[Provided data start]

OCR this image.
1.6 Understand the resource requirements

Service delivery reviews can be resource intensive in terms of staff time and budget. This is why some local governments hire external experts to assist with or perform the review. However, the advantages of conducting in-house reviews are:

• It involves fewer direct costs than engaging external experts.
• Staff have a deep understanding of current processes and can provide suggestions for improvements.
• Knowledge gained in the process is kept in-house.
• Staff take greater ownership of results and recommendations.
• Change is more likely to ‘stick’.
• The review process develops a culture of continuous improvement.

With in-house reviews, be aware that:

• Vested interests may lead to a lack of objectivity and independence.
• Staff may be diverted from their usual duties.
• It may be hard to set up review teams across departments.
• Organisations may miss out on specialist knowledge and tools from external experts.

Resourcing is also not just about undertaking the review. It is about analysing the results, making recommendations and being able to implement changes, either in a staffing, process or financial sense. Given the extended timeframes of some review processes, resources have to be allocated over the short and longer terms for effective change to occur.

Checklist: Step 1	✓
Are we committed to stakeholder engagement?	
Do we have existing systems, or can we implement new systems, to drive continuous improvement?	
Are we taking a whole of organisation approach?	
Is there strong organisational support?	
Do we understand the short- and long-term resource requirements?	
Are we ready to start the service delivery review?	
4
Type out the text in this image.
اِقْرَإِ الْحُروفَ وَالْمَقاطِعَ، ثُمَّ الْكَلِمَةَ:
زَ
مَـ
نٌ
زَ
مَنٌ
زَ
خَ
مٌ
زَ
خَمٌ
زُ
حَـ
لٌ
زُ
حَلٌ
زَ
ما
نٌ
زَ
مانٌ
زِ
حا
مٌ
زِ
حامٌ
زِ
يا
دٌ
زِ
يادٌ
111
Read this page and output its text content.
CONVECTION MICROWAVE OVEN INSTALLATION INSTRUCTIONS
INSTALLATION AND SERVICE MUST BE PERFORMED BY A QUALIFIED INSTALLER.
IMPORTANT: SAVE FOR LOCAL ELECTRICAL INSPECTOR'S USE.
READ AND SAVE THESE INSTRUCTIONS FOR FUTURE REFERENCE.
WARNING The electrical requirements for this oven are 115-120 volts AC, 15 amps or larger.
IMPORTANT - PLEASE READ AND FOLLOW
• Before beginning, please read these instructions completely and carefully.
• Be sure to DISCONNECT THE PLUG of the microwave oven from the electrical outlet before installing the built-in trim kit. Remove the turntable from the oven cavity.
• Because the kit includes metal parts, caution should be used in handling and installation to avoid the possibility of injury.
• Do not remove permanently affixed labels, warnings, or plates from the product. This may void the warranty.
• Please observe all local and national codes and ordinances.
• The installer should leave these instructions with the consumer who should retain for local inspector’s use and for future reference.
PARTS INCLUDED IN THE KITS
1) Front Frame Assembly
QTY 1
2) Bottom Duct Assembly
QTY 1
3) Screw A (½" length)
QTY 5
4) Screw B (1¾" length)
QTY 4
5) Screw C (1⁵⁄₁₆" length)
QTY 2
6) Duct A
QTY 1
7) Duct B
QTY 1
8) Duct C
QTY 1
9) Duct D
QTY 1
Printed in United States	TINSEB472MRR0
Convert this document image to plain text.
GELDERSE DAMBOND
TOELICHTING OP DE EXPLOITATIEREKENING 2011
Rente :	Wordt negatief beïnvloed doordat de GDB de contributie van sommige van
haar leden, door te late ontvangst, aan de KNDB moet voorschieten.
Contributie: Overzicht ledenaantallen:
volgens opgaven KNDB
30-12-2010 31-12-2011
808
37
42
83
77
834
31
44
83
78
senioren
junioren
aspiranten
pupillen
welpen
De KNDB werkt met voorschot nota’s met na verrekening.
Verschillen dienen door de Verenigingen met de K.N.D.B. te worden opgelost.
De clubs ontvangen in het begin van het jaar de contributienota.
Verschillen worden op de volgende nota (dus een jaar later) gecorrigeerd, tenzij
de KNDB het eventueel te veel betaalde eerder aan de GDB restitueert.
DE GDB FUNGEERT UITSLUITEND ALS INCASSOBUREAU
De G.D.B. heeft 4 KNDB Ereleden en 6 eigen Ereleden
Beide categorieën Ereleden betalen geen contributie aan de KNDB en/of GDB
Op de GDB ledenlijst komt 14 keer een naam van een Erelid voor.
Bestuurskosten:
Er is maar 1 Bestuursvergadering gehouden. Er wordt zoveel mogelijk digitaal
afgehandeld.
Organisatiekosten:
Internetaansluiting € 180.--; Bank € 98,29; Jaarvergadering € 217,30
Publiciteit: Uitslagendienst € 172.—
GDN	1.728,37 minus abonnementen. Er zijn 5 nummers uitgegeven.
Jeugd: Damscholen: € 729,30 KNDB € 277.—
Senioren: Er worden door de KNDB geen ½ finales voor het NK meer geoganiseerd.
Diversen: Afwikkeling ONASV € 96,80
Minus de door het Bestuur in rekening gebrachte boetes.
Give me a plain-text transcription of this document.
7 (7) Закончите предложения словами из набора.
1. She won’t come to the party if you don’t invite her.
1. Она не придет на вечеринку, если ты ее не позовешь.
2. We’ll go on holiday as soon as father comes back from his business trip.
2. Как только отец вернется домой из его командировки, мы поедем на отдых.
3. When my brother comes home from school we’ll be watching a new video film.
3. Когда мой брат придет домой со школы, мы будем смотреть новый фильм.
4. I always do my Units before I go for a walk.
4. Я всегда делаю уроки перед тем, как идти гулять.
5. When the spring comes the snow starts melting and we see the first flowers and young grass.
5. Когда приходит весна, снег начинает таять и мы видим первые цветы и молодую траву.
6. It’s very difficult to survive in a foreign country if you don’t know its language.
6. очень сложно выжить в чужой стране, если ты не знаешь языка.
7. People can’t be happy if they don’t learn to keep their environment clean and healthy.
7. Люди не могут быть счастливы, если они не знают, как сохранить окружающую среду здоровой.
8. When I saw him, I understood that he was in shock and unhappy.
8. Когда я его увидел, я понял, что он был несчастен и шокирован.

[Provided data end]

Give every line of the material again, exactly as it reads.

OCR this image.
1.6 Understand the resource requirements

Service delivery reviews can be resource intensive in terms of staff time and budget. This is why some local governments hire external experts to assist with or perform the review. However, the advantages of conducting in-house reviews are:

• It involves fewer direct costs than engaging external experts.
• Staff have a deep understanding of current processes and can provide suggestions for improvements.
• Knowledge gained in the process is kept in-house.
• Staff take greater ownership of results and recommendations.
• Change is more likely to ‘stick’.
• The review process develops a culture of continuous improvement.

With in-house reviews, be aware that:

• Vested interests may lead to a lack of objectivity and independence.
• Staff may be diverted from their usual duties.
• It may be hard to set up review teams across departments.
• Organisations may miss out on specialist knowledge and tools from external experts.

Resourcing is also not just about undertaking the review. It is about analysing the results, making recommendations and being able to implement changes, either in a staffing, process or financial sense. Given the extended timeframes of some review processes, resources have to be allocated over the short and longer terms for effective change to occur.

Checklist: Step 1	✓
Are we committed to stakeholder engagement?	
Do we have existing systems, or can we implement new systems, to drive continuous improvement?	
Are we taking a whole of organisation approach?	
Is there strong organisational support?	
Do we understand the short- and long-term resource requirements?	
Are we ready to start the service delivery review?	
4
Type out the text in this image.
اِقْرَإِ الْحُروفَ وَالْمَقاطِعَ، ثُمَّ الْكَلِمَةَ:
زَ
مَـ
نٌ
زَ
مَنٌ
زَ
خَ
مٌ
زَ
خَمٌ
زُ
حَـ
لٌ
زُ
حَلٌ
زَ
ما
نٌ
زَ
مانٌ
زِ
حا
مٌ
زِ
حامٌ
زِ
يا
دٌ
زِ
يادٌ
111
Read this page and output its text content.
CONVECTION MICROWAVE OVEN INSTALLATION INSTRUCTIONS
INSTALLATION AND SERVICE MUST BE PERFORMED BY A QUALIFIED INSTALLER.
IMPORTANT: SAVE FOR LOCAL ELECTRICAL INSPECTOR'S USE.
READ AND SAVE THESE INSTRUCTIONS FOR FUTURE REFERENCE.
WARNING The electrical requirements for this oven are 115-120 volts AC, 15 amps or larger.
IMPORTANT - PLEASE READ AND FOLLOW
• Before beginning, please read these instructions completely and carefully.
• Be sure to DISCONNECT THE PLUG of the microwave oven from the electrical outlet before installing the built-in trim kit. Remove the turntable from the oven cavity.
• Because the kit includes metal parts, caution should be used in handling and installation to avoid the possibility of injury.
• Do not remove permanently affixed labels, warnings, or plates from the product. This may void the warranty.
• Please observe all local and national codes and ordinances.
• The installer should leave these instructions with the consumer who should retain for local inspector’s use and for future reference.
PARTS INCLUDED IN THE KITS
1) Front Frame Assembly
QTY 1
2) Bottom Duct Assembly
QTY 1
3) Screw A (½" length)
QTY 5
4) Screw B (1¾" length)
QTY 4
5) Screw C (1⁵⁄₁₆" length)
QTY 2
6) Duct A
QTY 1
7) Duct B
QTY 1
8) Duct C
QTY 1
9) Duct D
QTY 1
Printed in United States	TINSEB472MRR0
Convert this document image to plain text.
GELDERSE DAMBOND
TOELICHTING OP DE EXPLOITATIEREKENING 2011
Rente :	Wordt negatief beïnvloed doordat de GDB de contributie van sommige van
haar leden, door te late ontvangst, aan de KNDB moet voorschieten.
Contributie: Overzicht ledenaantallen:
volgens opgaven KNDB
30-12-2010 31-12-2011
808
37
42
83
77
834
31
44
83
78
senioren
junioren
aspiranten
pupillen
welpen
De KNDB werkt met voorschot nota’s met na verrekening.
Verschillen dienen door de Verenigingen met de K.N.D.B. te worden opgelost.
De clubs ontvangen in het begin van het jaar de contributienota.
Verschillen worden op de volgende nota (dus een jaar later) gecorrigeerd, tenzij
de KNDB het eventueel te veel betaalde eerder aan de GDB restitueert.
DE GDB FUNGEERT UITSLUITEND ALS INCASSOBUREAU
De G.D.B. heeft 4 KNDB Ereleden en 6 eigen Ereleden
Beide categorieën Ereleden betalen geen contributie aan de KNDB en/of GDB
Op de GDB ledenlijst komt 14 keer een naam van een Erelid voor.
Bestuurskosten:
Er is maar 1 Bestuursvergadering gehouden. Er wordt zoveel mogelijk digitaal
afgehandeld.
Organisatiekosten:
Internetaansluiting € 180.--; Bank € 98,29; Jaarvergadering € 217,30
Publiciteit: Uitslagendienst € 172.—
GDN	1.728,37 minus abonnementen. Er zijn 5 nummers uitgegeven.
Jeugd: Damscholen: € 729,30 KNDB € 277.—
Senioren: Er worden door de KNDB geen ½ finales voor het NK meer geoganiseerd.
Diversen: Afwikkeling ONASV € 96,80
Minus de door het Bestuur in rekening gebrachte boetes.
Give me a plain-text transcription of this document.
7 (7) Закончите предложения словами из набора.
1. She won’t come to the party if you don’t invite her.
1. Она не придет на вечеринку, если ты ее не позовешь.
2. We’ll go on holiday as soon as father comes back from his business trip.
2. Как только отец вернется домой из его командировки, мы поедем на отдых.
3. When my brother comes home from school we’ll be watching a new video film.
3. Когда мой брат придет домой со школы, мы будем смотреть новый фильм.
4. I always do my Units before I go for a walk.
4. Я всегда делаю уроки перед тем, как идти гулять.
5. When the spring comes the snow starts melting and we see the first flowers and young grass.
5. Когда приходит весна, снег начинает таять и мы видим первые цветы и молодую траву.
6. It’s very difficult to survive in a foreign country if you don’t know its language.
6. очень сложно выжить в чужой стране, если ты не знаешь языка.
7. People can’t be happy if they don’t learn to keep their environment clean and healthy.
7. Люди не могут быть счастливы, если они не знают, как сохранить окружающую среду здоровой.
8. When I saw him, I understood that he was in shock and unhappy.
8. Когда я его увидел, я понял, что он был несчастен и шокирован.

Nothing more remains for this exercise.